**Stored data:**
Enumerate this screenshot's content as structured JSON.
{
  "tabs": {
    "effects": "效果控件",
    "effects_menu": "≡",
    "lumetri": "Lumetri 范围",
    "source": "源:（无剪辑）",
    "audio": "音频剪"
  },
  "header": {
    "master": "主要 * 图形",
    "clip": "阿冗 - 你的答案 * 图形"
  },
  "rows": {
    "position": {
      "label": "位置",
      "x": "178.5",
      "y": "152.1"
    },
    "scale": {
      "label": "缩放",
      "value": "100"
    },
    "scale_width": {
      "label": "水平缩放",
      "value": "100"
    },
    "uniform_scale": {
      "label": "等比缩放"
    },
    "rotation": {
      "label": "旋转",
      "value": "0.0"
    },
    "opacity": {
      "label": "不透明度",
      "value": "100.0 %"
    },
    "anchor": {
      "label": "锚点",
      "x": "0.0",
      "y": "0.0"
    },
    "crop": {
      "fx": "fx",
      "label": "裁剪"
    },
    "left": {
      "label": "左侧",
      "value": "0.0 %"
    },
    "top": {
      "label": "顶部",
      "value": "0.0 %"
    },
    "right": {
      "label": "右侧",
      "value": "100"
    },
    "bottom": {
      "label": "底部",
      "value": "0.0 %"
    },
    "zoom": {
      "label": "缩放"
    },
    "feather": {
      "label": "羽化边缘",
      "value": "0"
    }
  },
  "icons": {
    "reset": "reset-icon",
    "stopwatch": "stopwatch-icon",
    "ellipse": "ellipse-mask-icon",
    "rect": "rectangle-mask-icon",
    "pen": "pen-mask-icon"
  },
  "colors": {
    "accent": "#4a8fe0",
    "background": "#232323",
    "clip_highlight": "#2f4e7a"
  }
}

**WHAT IS EXPECTED:** Gather up the lines that contain the word "mask".

**SOLUTION FOR THIS PROBLEM:**
    "ellipse": "ellipse-mask-icon",
    "rect": "rectangle-mask-icon",
    "pen": "pen-mask-icon"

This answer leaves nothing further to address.